[TASK REQUIREMENTS]
Please return every entry below exactly as written, without any of its pictures.

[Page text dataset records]
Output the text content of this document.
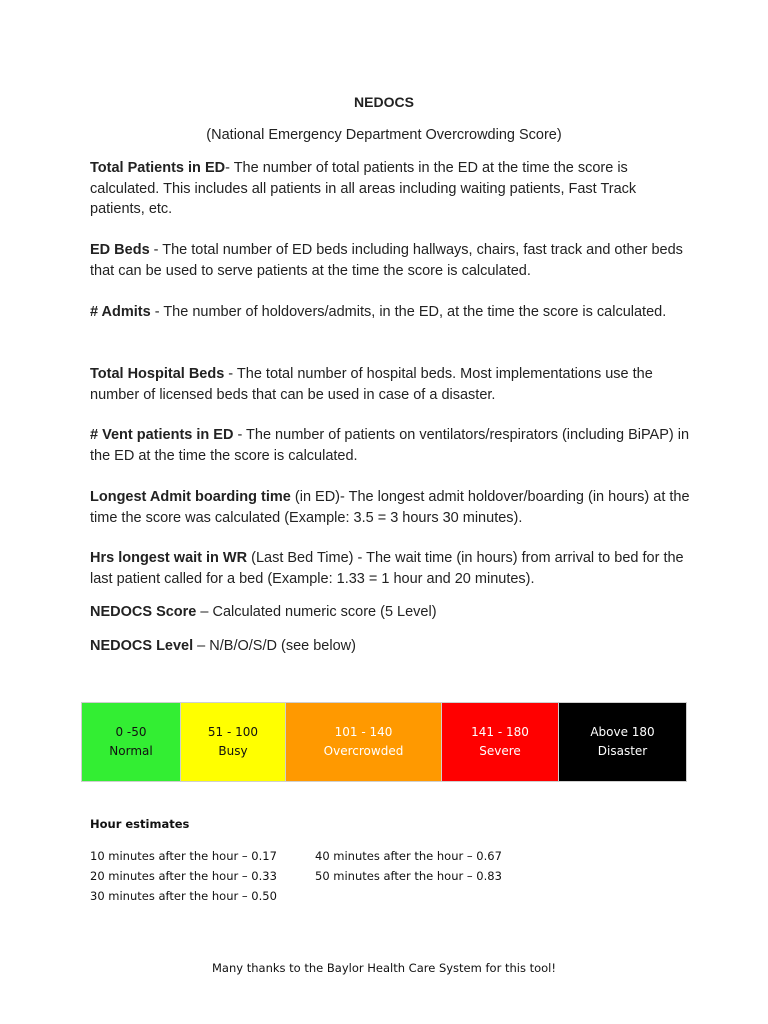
NEDOCS
(National Emergency Department Overcrowding Score)
Total Patients in ED- The number of total patients in the ED at the time the score is calculated. This includes all patients in all areas including waiting patients, Fast Track patients, etc.
ED Beds - The total number of ED beds including hallways, chairs, fast track and other beds that can be used to serve patients at the time the score is calculated.
# Admits - The number of holdovers/admits, in the ED, at the time the score is calculated.
Total Hospital Beds - The total number of hospital beds. Most implementations use the number of licensed beds that can be used in case of a disaster.
# Vent patients in ED - The number of patients on ventilators/respirators (including BiPAP) in the ED at the time the score is calculated.
Longest Admit boarding time (in ED)- The longest admit holdover/boarding (in hours) at the time the score was calculated (Example: 3.5 = 3 hours 30 minutes).
Hrs longest wait in WR (Last Bed Time) - The wait time (in hours) from arrival to bed for the last patient called for a bed (Example: 1.33 = 1 hour and 20 minutes).
NEDOCS Score – Calculated numeric score (5 Level)
NEDOCS Level – N/B/O/S/D (see below)
0 -50
Normal
51 - 100
Busy
101 - 140
Overcrowded
141 - 180
Severe
Above 180
Disaster
Hour estimates
10 minutes after the hour – 0.17
20 minutes after the hour – 0.33
30 minutes after the hour – 0.50
40 minutes after the hour – 0.67
50 minutes after the hour – 0.83
Many thanks to the Baylor Health Care System for this tool!
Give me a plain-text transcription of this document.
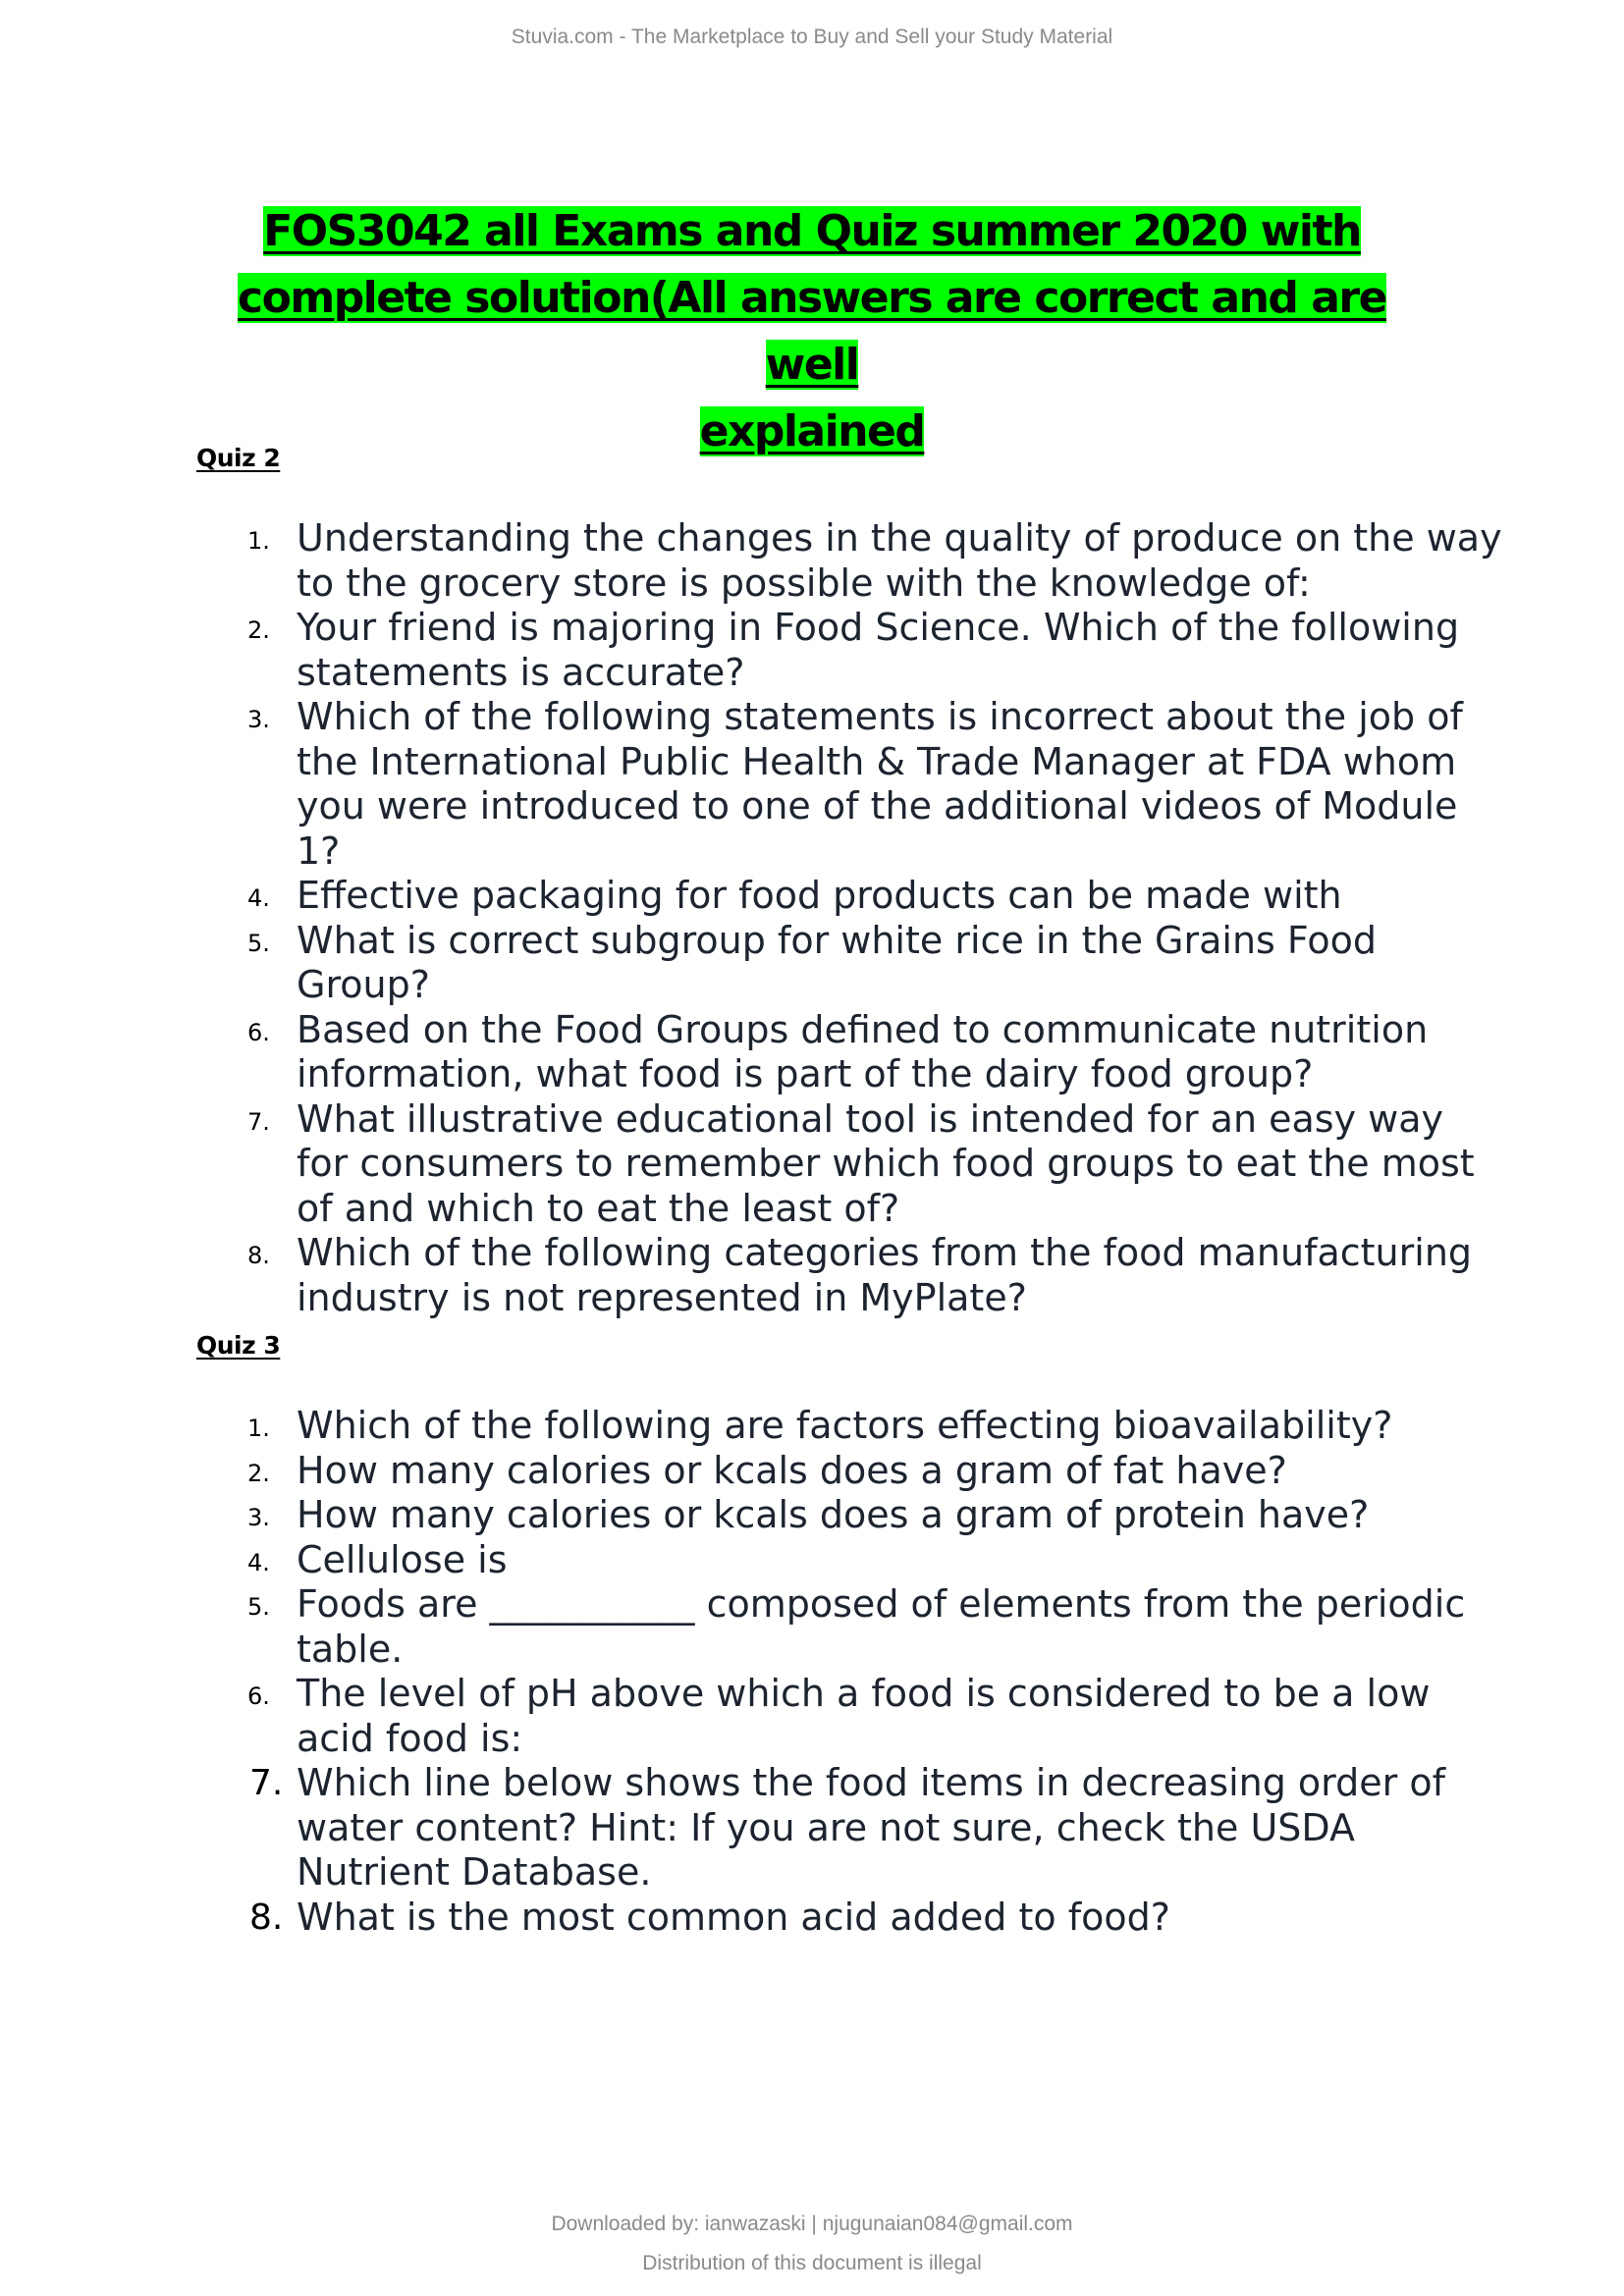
Stuvia.com - The Marketplace to Buy and Sell your Study Material
FOS3042 all Exams and Quiz summer 2020 with
complete solution(All answers are correct and are well
explained
Quiz 2
1. Understanding the changes in the quality of produce on the way to the grocery store is possible with the knowledge of:
2. Your friend is majoring in Food Science. Which of the following statements is accurate?
3. Which of the following statements is incorrect about the job of the International Public Health & Trade Manager at FDA whom you were introduced to one of the additional videos of Module 1?
4. Effective packaging for food products can be made with
5. What is correct subgroup for white rice in the Grains Food Group?
6. Based on the Food Groups defined to communicate nutrition information, what food is part of the dairy food group?
7. What illustrative educational tool is intended for an easy way for consumers to remember which food groups to eat the most of and which to eat the least of?
8. Which of the following categories from the food manufacturing industry is not represented in MyPlate?
Quiz 3
1. Which of the following are factors effecting bioavailability?
2. How many calories or kcals does a gram of fat have?
3. How many calories or kcals does a gram of protein have?
4. Cellulose is
5. Foods are ___________ composed of elements from the periodic table.
6. The level of pH above which a food is considered to be a low acid food is:
7. Which line below shows the food items in decreasing order of water content? Hint: If you are not sure, check the USDA Nutrient Database.
8. What is the most common acid added to food?
Downloaded by: ianwazaski | njugunaian084@gmail.com
Distribution of this document is illegal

[OUTPUT OF THE TASK]
Output the text content of this document.
NEDOCS
(National Emergency Department Overcrowding Score)
Total Patients in ED- The number of total patients in the ED at the time the score is calculated. This includes all patients in all areas including waiting patients, Fast Track patients, etc.
ED Beds - The total number of ED beds including hallways, chairs, fast track and other beds that can be used to serve patients at the time the score is calculated.
# Admits - The number of holdovers/admits, in the ED, at the time the score is calculated.
Total Hospital Beds - The total number of hospital beds. Most implementations use the number of licensed beds that can be used in case of a disaster.
# Vent patients in ED - The number of patients on ventilators/respirators (including BiPAP) in the ED at the time the score is calculated.
Longest Admit boarding time (in ED)- The longest admit holdover/boarding (in hours) at the time the score was calculated (Example: 3.5 = 3 hours 30 minutes).
Hrs longest wait in WR (Last Bed Time) - The wait time (in hours) from arrival to bed for the last patient called for a bed (Example: 1.33 = 1 hour and 20 minutes).
NEDOCS Score – Calculated numeric score (5 Level)
NEDOCS Level – N/B/O/S/D (see below)
0 -50
Normal
51 - 100
Busy
101 - 140
Overcrowded
141 - 180
Severe
Above 180
Disaster
Hour estimates
10 minutes after the hour – 0.17
20 minutes after the hour – 0.33
30 minutes after the hour – 0.50
40 minutes after the hour – 0.67
50 minutes after the hour – 0.83
Many thanks to the Baylor Health Care System for this tool!
Give me a plain-text transcription of this document.
Stuvia.com - The Marketplace to Buy and Sell your Study Material
FOS3042 all Exams and Quiz summer 2020 with
complete solution(All answers are correct and are well
explained
Quiz 2
1. Understanding the changes in the quality of produce on the way to the grocery store is possible with the knowledge of:
2. Your friend is majoring in Food Science. Which of the following statements is accurate?
3. Which of the following statements is incorrect about the job of the International Public Health & Trade Manager at FDA whom you were introduced to one of the additional videos of Module 1?
4. Effective packaging for food products can be made with
5. What is correct subgroup for white rice in the Grains Food Group?
6. Based on the Food Groups defined to communicate nutrition information, what food is part of the dairy food group?
7. What illustrative educational tool is intended for an easy way for consumers to remember which food groups to eat the most of and which to eat the least of?
8. Which of the following categories from the food manufacturing industry is not represented in MyPlate?
Quiz 3
1. Which of the following are factors effecting bioavailability?
2. How many calories or kcals does a gram of fat have?
3. How many calories or kcals does a gram of protein have?
4. Cellulose is
5. Foods are ___________ composed of elements from the periodic table.
6. The level of pH above which a food is considered to be a low acid food is:
7. Which line below shows the food items in decreasing order of water content? Hint: If you are not sure, check the USDA Nutrient Database.
8. What is the most common acid added to food?
Downloaded by: ianwazaski | njugunaian084@gmail.com
Distribution of this document is illegal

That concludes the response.